__DIRECTION__.
Lines containing the word "your" need to be counted. Please reply with how many there are, and nothing else.

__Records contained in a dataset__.
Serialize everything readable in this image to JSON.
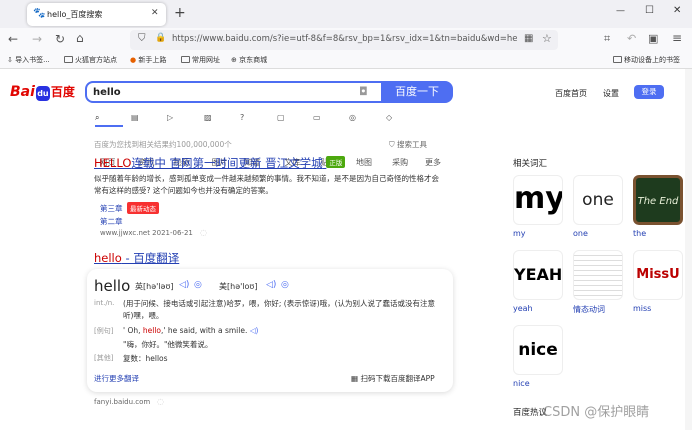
{
  "browser": {
    "tab_title": "hello_百度搜索",
    "new_tab": "+",
    "url": "https://www.baidu.com/s?ie=utf-8&f=8&rsv_bp=1&rsv_idx=1&tn=baidu&wd=hello",
    "bookmarks": [
      "导入书签...",
      "火狐官方站点",
      "新手上路",
      "常用网址",
      "京东商城"
    ],
    "mobile_bookmarks": "移动设备上的书签",
    "controls": {
      "minimize": "—",
      "maximize": "☐",
      "close": "✕"
    }
  },
  "baidu": {
    "logo_text": "Bai",
    "logo_text2": "百度",
    "query": "hello",
    "search_button": "百度一下",
    "top_links": [
      "百度首页",
      "设置"
    ],
    "login": "登录",
    "tabs": [
      "网页",
      "资讯",
      "视频",
      "图片",
      "知道",
      "文库",
      "贴吧",
      "地图",
      "采购",
      "更多"
    ],
    "result_count": "百度为您找到相关结果约100,000,000个",
    "search_tools": "搜索工具",
    "results": [
      {
        "title_highlight": "HELLO",
        "title_rest": "连载中 官网第一时间更新 晋江文学城",
        "badge": "正版",
        "snippet": "似乎随着年龄的增长，感到孤单变成一件越来越频繁的事情。我不知道，是不是因为自己奇怪的性格才会常有这样的感受? 这个问题如今也并没有确定的答案。",
        "chapter1": "第三章",
        "chapter1_badge": "最新动态",
        "chapter2": "第二章",
        "source": "www.jjwxc.net 2021-06-21"
      },
      {
        "title_highlight": "hello",
        "title_rest": " - 百度翻译"
      }
    ],
    "translate": {
      "word": "hello",
      "uk": "英[hə'ləʊ]",
      "us": "美[hə'loʊ]",
      "pos": "int./n.",
      "def": "(用于问候、接电话或引起注意)哈罗，喂，你好; (表示惊讶)哦，(认为别人说了蠢话或没有注意听)嘿，喂。",
      "example_label": "[例句]",
      "example_en_before": "' Oh, ",
      "example_en_hl": "hello",
      "example_en_after": ",' he said, with a smile.",
      "example_cn": "\"嗨，你好。\"他微笑着说。",
      "other_label": "[其他]",
      "other": "复数：hellos",
      "more": "进行更多翻译",
      "app": "扫码下载百度翻译APP",
      "source": "fanyi.baidu.com"
    },
    "related_title": "相关词汇",
    "related": [
      {
        "label": "my",
        "img_text": "my"
      },
      {
        "label": "one",
        "img_text": "one"
      },
      {
        "label": "the",
        "img_text": "The End"
      },
      {
        "label": "yeah",
        "img_text": "YEAH"
      },
      {
        "label": "情态动词",
        "img_text": ""
      },
      {
        "label": "miss",
        "img_text": "MissU"
      },
      {
        "label": "nice",
        "img_text": "nice"
      }
    ],
    "bottom_label": "百度热议",
    "watermark": "CSDN @保护眼睛"
  },
  "colors": {
    "accent": "#4e6ef2",
    "link": "#2440b3",
    "red": "#c00",
    "green_badge": "#4ca80e",
    "red_badge": "#f73131"
  }
}
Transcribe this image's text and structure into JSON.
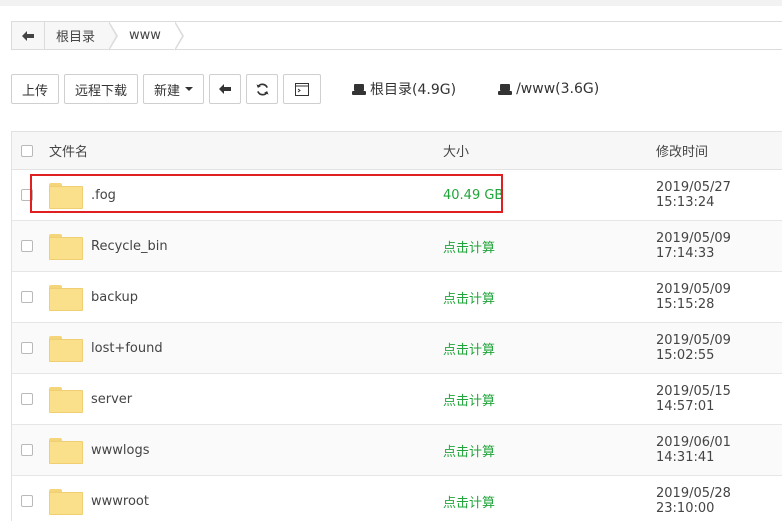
{
  "breadcrumb": {
    "items": [
      {
        "label": "根目录"
      },
      {
        "label": "www"
      }
    ]
  },
  "toolbar": {
    "upload_label": "上传",
    "remote_download_label": "远程下载",
    "new_label": "新建",
    "disks": [
      {
        "label": "根目录(4.9G)"
      },
      {
        "label": "/www(3.6G)"
      }
    ]
  },
  "table": {
    "columns": {
      "name": "文件名",
      "size": "大小",
      "modified": "修改时间"
    },
    "rows": [
      {
        "name": ".fog",
        "size": "40.49 GB",
        "modified": "2019/05/27 15:13:24"
      },
      {
        "name": "Recycle_bin",
        "size": "点击计算",
        "modified": "2019/05/09 17:14:33"
      },
      {
        "name": "backup",
        "size": "点击计算",
        "modified": "2019/05/09 15:15:28"
      },
      {
        "name": "lost+found",
        "size": "点击计算",
        "modified": "2019/05/09 15:02:55"
      },
      {
        "name": "server",
        "size": "点击计算",
        "modified": "2019/05/15 14:57:01"
      },
      {
        "name": "wwwlogs",
        "size": "点击计算",
        "modified": "2019/06/01 14:31:41"
      },
      {
        "name": "wwwroot",
        "size": "点击计算",
        "modified": "2019/05/28 23:10:00"
      }
    ]
  },
  "colors": {
    "size_link": "#20a53a",
    "highlight": "#e02020",
    "folder": "#fbe08b"
  }
}
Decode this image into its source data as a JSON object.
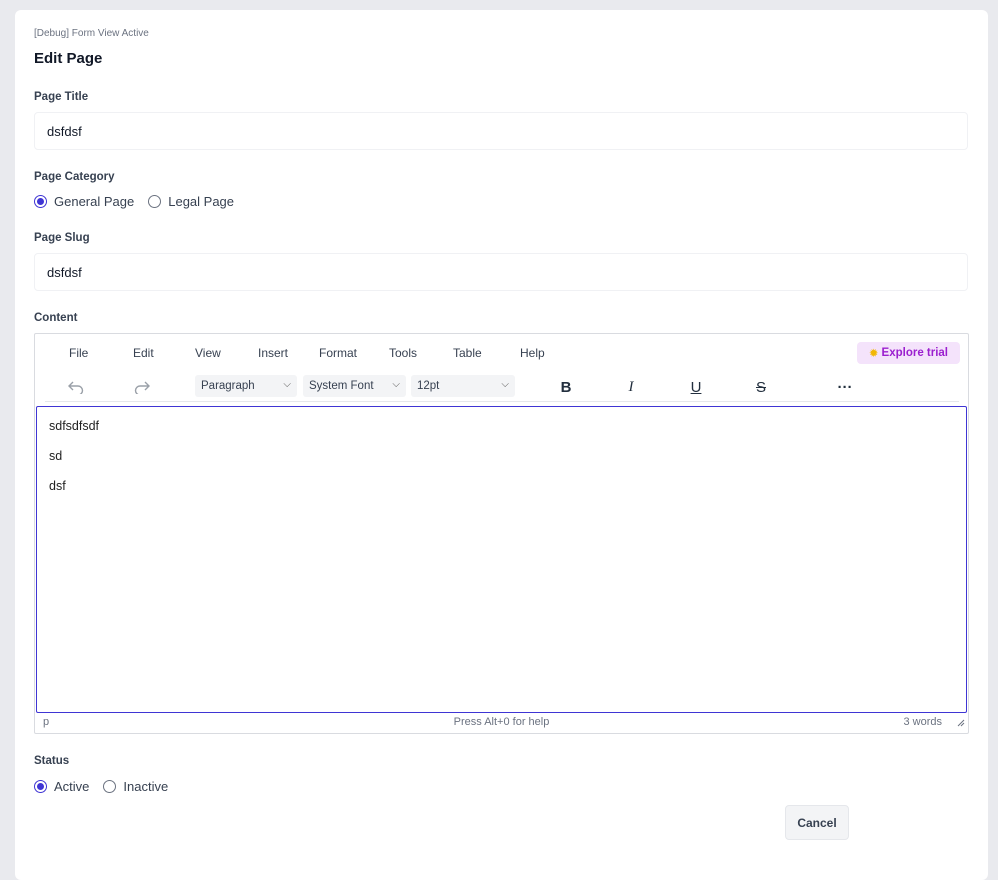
{
  "debug_text": "[Debug] Form View Active",
  "page_heading": "Edit Page",
  "fields": {
    "title_label": "Page Title",
    "title_value": "dsfdsf",
    "category_label": "Page Category",
    "category_options": [
      "General Page",
      "Legal Page"
    ],
    "category_selected": "General Page",
    "slug_label": "Page Slug",
    "slug_value": "dsfdsf",
    "content_label": "Content",
    "status_label": "Status",
    "status_options": [
      "Active",
      "Inactive"
    ],
    "status_selected": "Active"
  },
  "editor": {
    "menu": [
      "File",
      "Edit",
      "View",
      "Insert",
      "Format",
      "Tools",
      "Table",
      "Help"
    ],
    "trial_label": "Explore trial",
    "block_format": "Paragraph",
    "font_family": "System Font",
    "font_size": "12pt",
    "paragraphs": [
      "sdfsdfsdf",
      "sd",
      "dsf"
    ],
    "status_path": "p",
    "status_help": "Press Alt+0 for help",
    "word_count": "3 words",
    "icons": [
      "undo-icon",
      "redo-icon",
      "bold-icon",
      "italic-icon",
      "underline-icon",
      "strikethrough-icon",
      "more-icon"
    ]
  },
  "buttons": {
    "cancel": "Cancel"
  },
  "colors": {
    "accent": "#3f35d4",
    "trial_text": "#9b1fcf",
    "trial_bg": "#f4e3fb",
    "background": "#e9eaee"
  }
}
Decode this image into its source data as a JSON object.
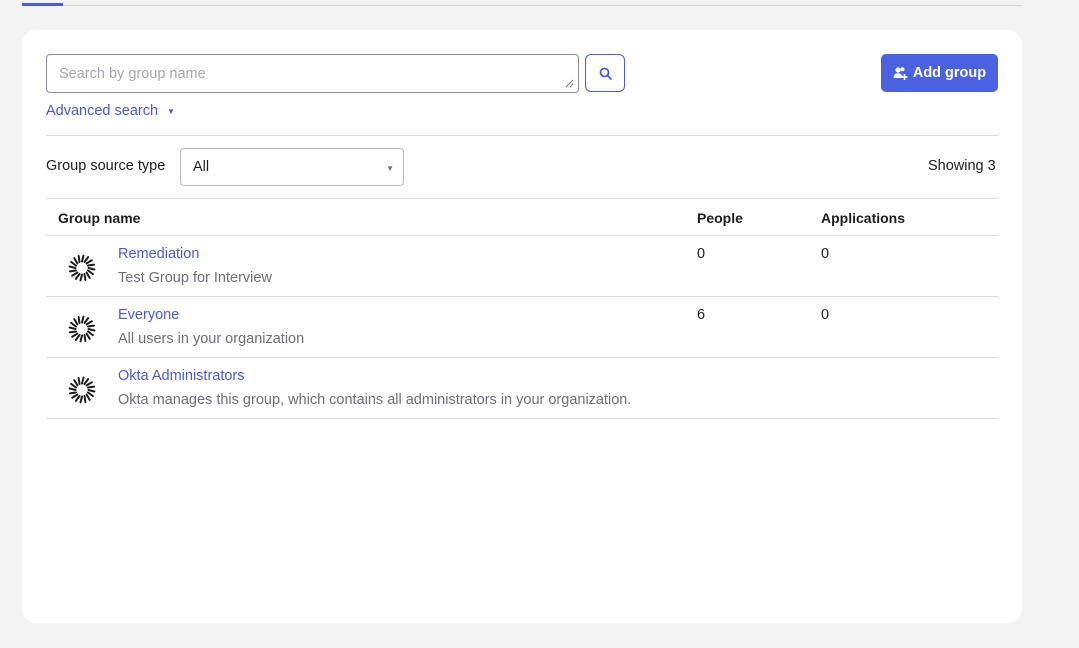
{
  "search": {
    "placeholder": "Search by group name"
  },
  "toolbar": {
    "add_group_label": "Add group",
    "advanced_search_label": "Advanced search"
  },
  "filter": {
    "label": "Group source type",
    "selected": "All"
  },
  "showing_text": "Showing 3",
  "table": {
    "headers": {
      "name": "Group name",
      "people": "People",
      "applications": "Applications"
    },
    "rows": [
      {
        "name": "Remediation",
        "description": "Test Group for Interview",
        "people": "0",
        "applications": "0"
      },
      {
        "name": "Everyone",
        "description": "All users in your organization",
        "people": "6",
        "applications": "0"
      },
      {
        "name": "Okta Administrators",
        "description": "Okta manages this group, which contains all administrators in your organization.",
        "people": "",
        "applications": ""
      }
    ]
  },
  "colors": {
    "accent": "#4b5ad6",
    "button_bg": "#4b62e0",
    "page_bg": "#f3f3f3"
  },
  "icons": {
    "search": "search-icon",
    "add_group": "add-group-icon",
    "group": "okta-group-icon"
  }
}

__RESPONSE TO THIS EXERCISE__.
2